> **WORK TO DO**: Would you extract the whole listing below and retype it exactly?

+ + + + + + +

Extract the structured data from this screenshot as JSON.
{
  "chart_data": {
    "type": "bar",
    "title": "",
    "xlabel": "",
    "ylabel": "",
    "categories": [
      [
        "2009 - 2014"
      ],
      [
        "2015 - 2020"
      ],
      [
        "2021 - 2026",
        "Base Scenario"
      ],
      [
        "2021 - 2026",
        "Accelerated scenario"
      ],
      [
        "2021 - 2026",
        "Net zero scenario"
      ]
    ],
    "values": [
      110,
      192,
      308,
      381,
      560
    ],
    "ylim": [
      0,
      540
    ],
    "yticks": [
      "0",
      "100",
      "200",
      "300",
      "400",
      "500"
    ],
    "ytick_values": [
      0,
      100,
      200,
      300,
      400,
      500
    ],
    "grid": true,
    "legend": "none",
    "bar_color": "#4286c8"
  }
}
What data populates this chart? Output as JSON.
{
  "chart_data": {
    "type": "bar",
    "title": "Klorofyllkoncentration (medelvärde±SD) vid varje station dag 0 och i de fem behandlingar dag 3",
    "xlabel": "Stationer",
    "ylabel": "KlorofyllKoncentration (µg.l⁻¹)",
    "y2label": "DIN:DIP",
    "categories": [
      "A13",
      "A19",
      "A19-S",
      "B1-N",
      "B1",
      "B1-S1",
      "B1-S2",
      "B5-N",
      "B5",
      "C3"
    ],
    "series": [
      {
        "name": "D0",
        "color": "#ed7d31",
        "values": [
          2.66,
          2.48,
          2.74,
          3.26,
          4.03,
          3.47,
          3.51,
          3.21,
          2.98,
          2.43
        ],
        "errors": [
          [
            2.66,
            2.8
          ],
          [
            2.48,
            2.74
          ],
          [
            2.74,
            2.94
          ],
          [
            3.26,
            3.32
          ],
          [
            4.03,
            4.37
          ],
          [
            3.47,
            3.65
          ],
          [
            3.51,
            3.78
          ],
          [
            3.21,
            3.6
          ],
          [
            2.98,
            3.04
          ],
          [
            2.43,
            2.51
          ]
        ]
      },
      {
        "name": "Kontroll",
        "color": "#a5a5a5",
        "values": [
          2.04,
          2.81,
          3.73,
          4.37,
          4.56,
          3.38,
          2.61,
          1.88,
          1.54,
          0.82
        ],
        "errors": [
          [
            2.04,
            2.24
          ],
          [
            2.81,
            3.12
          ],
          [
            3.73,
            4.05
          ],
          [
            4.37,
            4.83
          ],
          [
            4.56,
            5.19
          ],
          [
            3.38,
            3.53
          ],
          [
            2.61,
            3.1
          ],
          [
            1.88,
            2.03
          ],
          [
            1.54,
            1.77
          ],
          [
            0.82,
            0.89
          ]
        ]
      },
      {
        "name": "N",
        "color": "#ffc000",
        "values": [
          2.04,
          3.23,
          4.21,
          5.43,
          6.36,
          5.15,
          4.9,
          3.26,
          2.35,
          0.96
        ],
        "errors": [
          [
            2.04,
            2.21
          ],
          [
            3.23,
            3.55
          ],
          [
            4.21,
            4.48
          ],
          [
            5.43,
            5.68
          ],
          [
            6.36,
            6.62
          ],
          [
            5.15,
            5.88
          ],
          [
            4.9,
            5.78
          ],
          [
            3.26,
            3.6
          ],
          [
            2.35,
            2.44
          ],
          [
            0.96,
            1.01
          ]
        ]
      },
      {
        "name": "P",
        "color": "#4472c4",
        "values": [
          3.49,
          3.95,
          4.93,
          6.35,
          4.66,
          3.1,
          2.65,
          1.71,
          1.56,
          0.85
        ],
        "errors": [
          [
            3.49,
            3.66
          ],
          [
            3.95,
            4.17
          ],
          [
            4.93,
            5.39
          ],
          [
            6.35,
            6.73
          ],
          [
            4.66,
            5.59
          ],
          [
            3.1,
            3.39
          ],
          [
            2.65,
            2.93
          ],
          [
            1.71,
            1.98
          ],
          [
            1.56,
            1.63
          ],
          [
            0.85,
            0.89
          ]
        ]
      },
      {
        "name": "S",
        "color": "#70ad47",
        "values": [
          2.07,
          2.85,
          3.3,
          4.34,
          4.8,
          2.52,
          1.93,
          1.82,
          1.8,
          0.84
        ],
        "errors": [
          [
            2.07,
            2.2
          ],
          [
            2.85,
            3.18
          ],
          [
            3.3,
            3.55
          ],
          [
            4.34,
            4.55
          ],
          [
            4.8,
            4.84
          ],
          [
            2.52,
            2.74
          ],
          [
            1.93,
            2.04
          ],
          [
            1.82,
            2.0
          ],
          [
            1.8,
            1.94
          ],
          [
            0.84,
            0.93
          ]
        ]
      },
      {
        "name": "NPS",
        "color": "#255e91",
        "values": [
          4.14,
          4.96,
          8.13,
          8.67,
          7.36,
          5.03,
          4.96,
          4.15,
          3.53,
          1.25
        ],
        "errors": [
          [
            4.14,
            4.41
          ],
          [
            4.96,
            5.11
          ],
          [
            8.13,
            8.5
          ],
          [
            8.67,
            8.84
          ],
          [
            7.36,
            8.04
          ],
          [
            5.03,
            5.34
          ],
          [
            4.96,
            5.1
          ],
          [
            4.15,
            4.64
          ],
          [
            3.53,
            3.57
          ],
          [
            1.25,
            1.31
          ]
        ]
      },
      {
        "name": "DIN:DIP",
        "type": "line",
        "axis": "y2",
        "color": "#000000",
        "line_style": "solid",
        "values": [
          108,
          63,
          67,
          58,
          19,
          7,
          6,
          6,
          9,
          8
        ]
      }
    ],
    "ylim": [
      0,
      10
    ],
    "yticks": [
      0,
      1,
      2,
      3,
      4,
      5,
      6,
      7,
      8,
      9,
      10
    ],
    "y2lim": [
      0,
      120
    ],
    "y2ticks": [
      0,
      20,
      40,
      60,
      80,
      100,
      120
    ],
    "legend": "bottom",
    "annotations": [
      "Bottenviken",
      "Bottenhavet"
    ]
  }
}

+ + + + + + +

> **RESULT OF THE TASK**:
Extract the structured data from this screenshot as JSON.
{
  "chart_data": {
    "type": "bar",
    "title": "",
    "xlabel": "",
    "ylabel": "",
    "categories": [
      [
        "2009 - 2014"
      ],
      [
        "2015 - 2020"
      ],
      [
        "2021 - 2026",
        "Base Scenario"
      ],
      [
        "2021 - 2026",
        "Accelerated scenario"
      ],
      [
        "2021 - 2026",
        "Net zero scenario"
      ]
    ],
    "values": [
      110,
      192,
      308,
      381,
      560
    ],
    "ylim": [
      0,
      540
    ],
    "yticks": [
      "0",
      "100",
      "200",
      "300",
      "400",
      "500"
    ],
    "ytick_values": [
      0,
      100,
      200,
      300,
      400,
      500
    ],
    "grid": true,
    "legend": "none",
    "bar_color": "#4286c8"
  }
}
What data populates this chart? Output as JSON.
{
  "chart_data": {
    "type": "bar",
    "title": "Klorofyllkoncentration (medelvärde±SD) vid varje station dag 0 och i de fem behandlingar dag 3",
    "xlabel": "Stationer",
    "ylabel": "KlorofyllKoncentration (µg.l⁻¹)",
    "y2label": "DIN:DIP",
    "categories": [
      "A13",
      "A19",
      "A19-S",
      "B1-N",
      "B1",
      "B1-S1",
      "B1-S2",
      "B5-N",
      "B5",
      "C3"
    ],
    "series": [
      {
        "name": "D0",
        "color": "#ed7d31",
        "values": [
          2.66,
          2.48,
          2.74,
          3.26,
          4.03,
          3.47,
          3.51,
          3.21,
          2.98,
          2.43
        ],
        "errors": [
          [
            2.66,
            2.8
          ],
          [
            2.48,
            2.74
          ],
          [
            2.74,
            2.94
          ],
          [
            3.26,
            3.32
          ],
          [
            4.03,
            4.37
          ],
          [
            3.47,
            3.65
          ],
          [
            3.51,
            3.78
          ],
          [
            3.21,
            3.6
          ],
          [
            2.98,
            3.04
          ],
          [
            2.43,
            2.51
          ]
        ]
      },
      {
        "name": "Kontroll",
        "color": "#a5a5a5",
        "values": [
          2.04,
          2.81,
          3.73,
          4.37,
          4.56,
          3.38,
          2.61,
          1.88,
          1.54,
          0.82
        ],
        "errors": [
          [
            2.04,
            2.24
          ],
          [
            2.81,
            3.12
          ],
          [
            3.73,
            4.05
          ],
          [
            4.37,
            4.83
          ],
          [
            4.56,
            5.19
          ],
          [
            3.38,
            3.53
          ],
          [
            2.61,
            3.1
          ],
          [
            1.88,
            2.03
          ],
          [
            1.54,
            1.77
          ],
          [
            0.82,
            0.89
          ]
        ]
      },
      {
        "name": "N",
        "color": "#ffc000",
        "values": [
          2.04,
          3.23,
          4.21,
          5.43,
          6.36,
          5.15,
          4.9,
          3.26,
          2.35,
          0.96
        ],
        "errors": [
          [
            2.04,
            2.21
          ],
          [
            3.23,
            3.55
          ],
          [
            4.21,
            4.48
          ],
          [
            5.43,
            5.68
          ],
          [
            6.36,
            6.62
          ],
          [
            5.15,
            5.88
          ],
          [
            4.9,
            5.78
          ],
          [
            3.26,
            3.6
          ],
          [
            2.35,
            2.44
          ],
          [
            0.96,
            1.01
          ]
        ]
      },
      {
        "name": "P",
        "color": "#4472c4",
        "values": [
          3.49,
          3.95,
          4.93,
          6.35,
          4.66,
          3.1,
          2.65,
          1.71,
          1.56,
          0.85
        ],
        "errors": [
          [
            3.49,
            3.66
          ],
          [
            3.95,
            4.17
          ],
          [
            4.93,
            5.39
          ],
          [
            6.35,
            6.73
          ],
          [
            4.66,
            5.59
          ],
          [
            3.1,
            3.39
          ],
          [
            2.65,
            2.93
          ],
          [
            1.71,
            1.98
          ],
          [
            1.56,
            1.63
          ],
          [
            0.85,
            0.89
          ]
        ]
      },
      {
        "name": "S",
        "color": "#70ad47",
        "values": [
          2.07,
          2.85,
          3.3,
          4.34,
          4.8,
          2.52,
          1.93,
          1.82,
          1.8,
          0.84
        ],
        "errors": [
          [
            2.07,
            2.2
          ],
          [
            2.85,
            3.18
          ],
          [
            3.3,
            3.55
          ],
          [
            4.34,
            4.55
          ],
          [
            4.8,
            4.84
          ],
          [
            2.52,
            2.74
          ],
          [
            1.93,
            2.04
          ],
          [
            1.82,
            2.0
          ],
          [
            1.8,
            1.94
          ],
          [
            0.84,
            0.93
          ]
        ]
      },
      {
        "name": "NPS",
        "color": "#255e91",
        "values": [
          4.14,
          4.96,
          8.13,
          8.67,
          7.36,
          5.03,
          4.96,
          4.15,
          3.53,
          1.25
        ],
        "errors": [
          [
            4.14,
            4.41
          ],
          [
            4.96,
            5.11
          ],
          [
            8.13,
            8.5
          ],
          [
            8.67,
            8.84
          ],
          [
            7.36,
            8.04
          ],
          [
            5.03,
            5.34
          ],
          [
            4.96,
            5.1
          ],
          [
            4.15,
            4.64
          ],
          [
            3.53,
            3.57
          ],
          [
            1.25,
            1.31
          ]
        ]
      },
      {
        "name": "DIN:DIP",
        "type": "line",
        "axis": "y2",
        "color": "#000000",
        "line_style": "solid",
        "values": [
          108,
          63,
          67,
          58,
          19,
          7,
          6,
          6,
          9,
          8
        ]
      }
    ],
    "ylim": [
      0,
      10
    ],
    "yticks": [
      0,
      1,
      2,
      3,
      4,
      5,
      6,
      7,
      8,
      9,
      10
    ],
    "y2lim": [
      0,
      120
    ],
    "y2ticks": [
      0,
      20,
      40,
      60,
      80,
      100,
      120
    ],
    "legend": "bottom",
    "annotations": [
      "Bottenviken",
      "Bottenhavet"
    ]
  }
}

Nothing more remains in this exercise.